──────── RECORDS FOR PROCESSING ────────
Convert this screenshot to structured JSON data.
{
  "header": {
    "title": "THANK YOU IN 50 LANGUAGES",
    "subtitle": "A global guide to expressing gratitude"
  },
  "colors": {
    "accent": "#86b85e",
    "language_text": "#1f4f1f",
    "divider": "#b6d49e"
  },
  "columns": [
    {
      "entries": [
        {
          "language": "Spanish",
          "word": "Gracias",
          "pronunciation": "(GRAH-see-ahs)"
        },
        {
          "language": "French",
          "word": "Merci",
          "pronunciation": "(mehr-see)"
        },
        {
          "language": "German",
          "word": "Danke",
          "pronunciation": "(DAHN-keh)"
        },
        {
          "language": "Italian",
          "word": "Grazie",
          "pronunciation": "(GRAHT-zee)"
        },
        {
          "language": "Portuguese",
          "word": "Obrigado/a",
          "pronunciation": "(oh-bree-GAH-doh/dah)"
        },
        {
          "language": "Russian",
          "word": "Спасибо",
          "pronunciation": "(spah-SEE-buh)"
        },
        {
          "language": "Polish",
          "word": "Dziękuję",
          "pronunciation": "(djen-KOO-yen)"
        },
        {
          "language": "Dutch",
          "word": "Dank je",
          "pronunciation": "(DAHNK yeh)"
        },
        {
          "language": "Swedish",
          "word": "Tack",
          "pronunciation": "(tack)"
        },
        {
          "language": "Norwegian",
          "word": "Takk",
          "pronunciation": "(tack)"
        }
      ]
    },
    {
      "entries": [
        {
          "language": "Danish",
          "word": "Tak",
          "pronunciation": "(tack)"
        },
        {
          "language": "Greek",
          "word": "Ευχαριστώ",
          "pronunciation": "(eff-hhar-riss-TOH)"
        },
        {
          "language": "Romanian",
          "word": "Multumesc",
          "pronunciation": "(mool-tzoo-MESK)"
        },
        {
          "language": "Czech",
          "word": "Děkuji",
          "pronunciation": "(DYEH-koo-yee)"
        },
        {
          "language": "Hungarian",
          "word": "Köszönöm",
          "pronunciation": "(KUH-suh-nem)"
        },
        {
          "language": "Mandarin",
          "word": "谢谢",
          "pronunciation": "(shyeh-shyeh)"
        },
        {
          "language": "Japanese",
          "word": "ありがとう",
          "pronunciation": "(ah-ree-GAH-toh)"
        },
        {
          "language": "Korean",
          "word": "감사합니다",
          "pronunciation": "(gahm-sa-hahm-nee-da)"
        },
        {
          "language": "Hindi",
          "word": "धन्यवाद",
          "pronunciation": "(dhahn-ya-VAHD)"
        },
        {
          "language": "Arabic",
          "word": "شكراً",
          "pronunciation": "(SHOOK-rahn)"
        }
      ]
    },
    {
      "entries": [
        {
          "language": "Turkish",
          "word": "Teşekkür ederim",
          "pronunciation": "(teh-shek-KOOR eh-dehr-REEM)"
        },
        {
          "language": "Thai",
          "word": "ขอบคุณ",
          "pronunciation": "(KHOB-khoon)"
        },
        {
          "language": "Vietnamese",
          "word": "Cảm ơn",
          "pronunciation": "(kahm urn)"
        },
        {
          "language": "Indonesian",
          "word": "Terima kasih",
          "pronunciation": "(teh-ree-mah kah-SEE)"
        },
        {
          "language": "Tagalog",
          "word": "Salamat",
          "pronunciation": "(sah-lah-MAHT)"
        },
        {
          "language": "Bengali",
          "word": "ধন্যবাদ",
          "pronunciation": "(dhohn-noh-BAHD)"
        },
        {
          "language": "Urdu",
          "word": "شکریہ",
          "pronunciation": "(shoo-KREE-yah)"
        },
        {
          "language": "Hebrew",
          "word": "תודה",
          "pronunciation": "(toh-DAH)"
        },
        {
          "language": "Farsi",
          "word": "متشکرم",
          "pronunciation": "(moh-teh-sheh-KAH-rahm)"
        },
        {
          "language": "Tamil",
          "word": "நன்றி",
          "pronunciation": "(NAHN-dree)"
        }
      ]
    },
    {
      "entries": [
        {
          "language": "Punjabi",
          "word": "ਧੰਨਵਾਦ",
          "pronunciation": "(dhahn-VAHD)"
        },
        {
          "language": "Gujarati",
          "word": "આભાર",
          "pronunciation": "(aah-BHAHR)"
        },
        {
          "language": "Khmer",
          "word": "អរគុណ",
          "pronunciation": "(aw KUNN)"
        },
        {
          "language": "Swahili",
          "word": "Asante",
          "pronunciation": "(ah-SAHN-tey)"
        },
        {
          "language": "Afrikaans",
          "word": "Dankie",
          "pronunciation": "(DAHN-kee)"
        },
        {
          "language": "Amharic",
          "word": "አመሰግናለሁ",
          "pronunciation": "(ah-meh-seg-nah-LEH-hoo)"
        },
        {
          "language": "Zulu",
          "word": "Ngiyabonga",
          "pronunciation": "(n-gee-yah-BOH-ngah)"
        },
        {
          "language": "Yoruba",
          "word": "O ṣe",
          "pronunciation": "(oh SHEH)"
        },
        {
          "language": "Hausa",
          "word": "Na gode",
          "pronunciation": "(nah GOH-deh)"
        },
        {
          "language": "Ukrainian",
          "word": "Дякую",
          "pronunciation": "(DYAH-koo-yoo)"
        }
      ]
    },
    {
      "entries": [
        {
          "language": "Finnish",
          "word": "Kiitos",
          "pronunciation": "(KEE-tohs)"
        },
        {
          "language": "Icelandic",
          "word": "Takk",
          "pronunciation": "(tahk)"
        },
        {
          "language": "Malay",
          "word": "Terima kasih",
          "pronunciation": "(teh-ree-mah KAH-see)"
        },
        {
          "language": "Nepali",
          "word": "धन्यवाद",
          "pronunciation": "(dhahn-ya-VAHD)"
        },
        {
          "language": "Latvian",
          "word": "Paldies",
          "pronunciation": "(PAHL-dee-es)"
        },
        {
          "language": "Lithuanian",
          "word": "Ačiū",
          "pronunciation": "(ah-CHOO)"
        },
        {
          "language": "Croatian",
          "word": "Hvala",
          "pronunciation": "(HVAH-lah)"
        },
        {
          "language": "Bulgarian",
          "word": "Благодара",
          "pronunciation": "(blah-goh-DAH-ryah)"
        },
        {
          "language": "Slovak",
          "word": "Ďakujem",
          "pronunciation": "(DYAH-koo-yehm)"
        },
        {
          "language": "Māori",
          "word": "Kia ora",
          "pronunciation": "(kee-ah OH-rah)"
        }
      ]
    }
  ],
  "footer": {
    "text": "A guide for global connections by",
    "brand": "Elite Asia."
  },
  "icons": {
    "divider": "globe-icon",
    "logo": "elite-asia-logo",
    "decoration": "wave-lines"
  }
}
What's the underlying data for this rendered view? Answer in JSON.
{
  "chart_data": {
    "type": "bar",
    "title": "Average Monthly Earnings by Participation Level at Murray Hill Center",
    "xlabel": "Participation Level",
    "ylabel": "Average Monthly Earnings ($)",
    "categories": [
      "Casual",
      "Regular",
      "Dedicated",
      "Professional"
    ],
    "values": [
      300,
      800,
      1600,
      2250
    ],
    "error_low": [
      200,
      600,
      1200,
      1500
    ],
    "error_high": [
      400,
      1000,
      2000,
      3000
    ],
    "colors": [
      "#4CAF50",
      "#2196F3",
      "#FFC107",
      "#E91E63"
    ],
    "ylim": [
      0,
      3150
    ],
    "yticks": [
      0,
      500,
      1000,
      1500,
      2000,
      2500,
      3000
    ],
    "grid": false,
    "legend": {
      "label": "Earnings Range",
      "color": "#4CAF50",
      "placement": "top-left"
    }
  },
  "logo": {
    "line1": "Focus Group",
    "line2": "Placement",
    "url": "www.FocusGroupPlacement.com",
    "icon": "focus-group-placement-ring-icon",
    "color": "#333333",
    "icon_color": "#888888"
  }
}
────────
## SHORT PROBLEM
Keep only the lines that hold the string "this", and copy them out.

## OUTPUT OF THE TASK
Convert this screenshot to structured JSON data.
What's the underlying data for this rendered view? Answer in JSON.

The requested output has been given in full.